(What the exercise asks): Pictures within the data are to be left out; everything else must be reproduced exactly.

[Source data]
========================

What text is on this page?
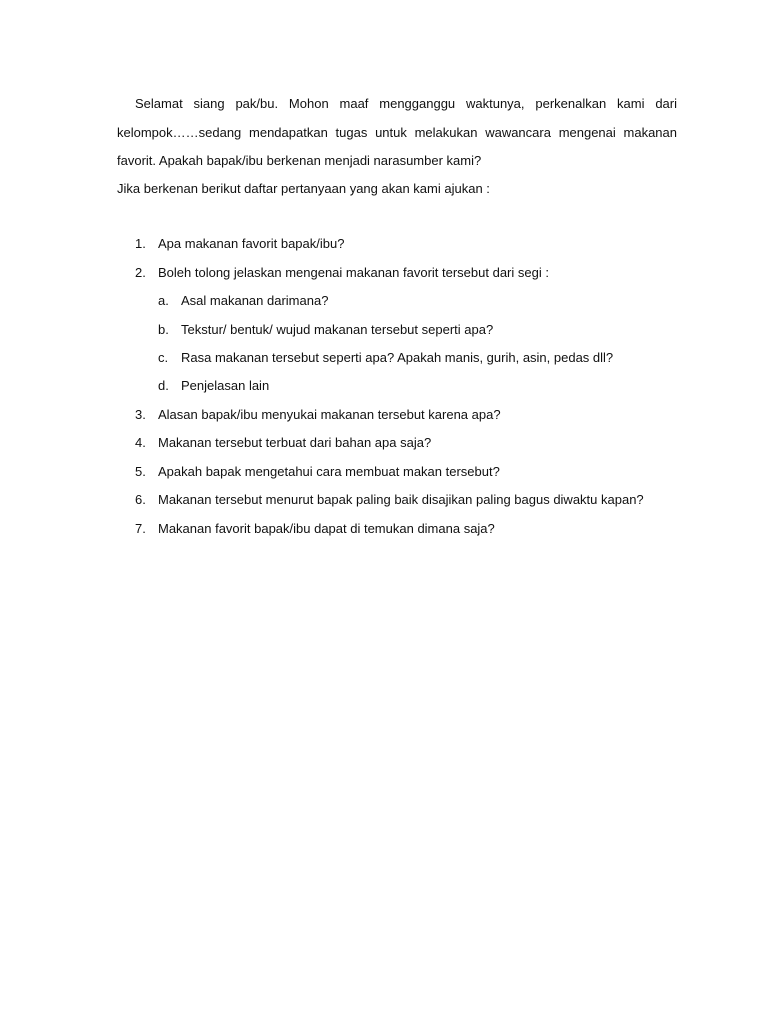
Selamat siang pak/bu. Mohon maaf mengganggu waktunya, perkenalkan kami dari kelompok……sedang mendapatkan tugas untuk melakukan wawancara mengenai makanan favorit. Apakah bapak/ibu berkenan menjadi narasumber kami?

Jika berkenan berikut daftar pertanyaan yang akan kami ajukan :

1. Apa makanan favorit bapak/ibu?
2. Boleh tolong jelaskan mengenai makanan favorit tersebut dari segi :
a. Asal makanan darimana?
b. Tekstur/ bentuk/ wujud makanan tersebut seperti apa?
c. Rasa makanan tersebut seperti apa? Apakah manis, gurih, asin, pedas dll?
d. Penjelasan lain
3. Alasan bapak/ibu menyukai makanan tersebut karena apa?
4. Makanan tersebut terbuat dari bahan apa saja?
5. Apakah bapak mengetahui cara membuat makan tersebut?
6. Makanan tersebut menurut bapak paling baik disajikan paling bagus diwaktu kapan?
7. Makanan favorit bapak/ibu dapat di temukan dimana saja?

========================

(Full response):
What text is on this page?
Selamat siang pak/bu. Mohon maaf mengganggu waktunya, perkenalkan kami dari kelompok……sedang mendapatkan tugas untuk melakukan wawancara mengenai makanan favorit. Apakah bapak/ibu berkenan menjadi narasumber kami?

Jika berkenan berikut daftar pertanyaan yang akan kami ajukan :

1. Apa makanan favorit bapak/ibu?
2. Boleh tolong jelaskan mengenai makanan favorit tersebut dari segi :
a. Asal makanan darimana?
b. Tekstur/ bentuk/ wujud makanan tersebut seperti apa?
c. Rasa makanan tersebut seperti apa? Apakah manis, gurih, asin, pedas dll?
d. Penjelasan lain
3. Alasan bapak/ibu menyukai makanan tersebut karena apa?
4. Makanan tersebut terbuat dari bahan apa saja?
5. Apakah bapak mengetahui cara membuat makan tersebut?
6. Makanan tersebut menurut bapak paling baik disajikan paling bagus diwaktu kapan?
7. Makanan favorit bapak/ibu dapat di temukan dimana saja?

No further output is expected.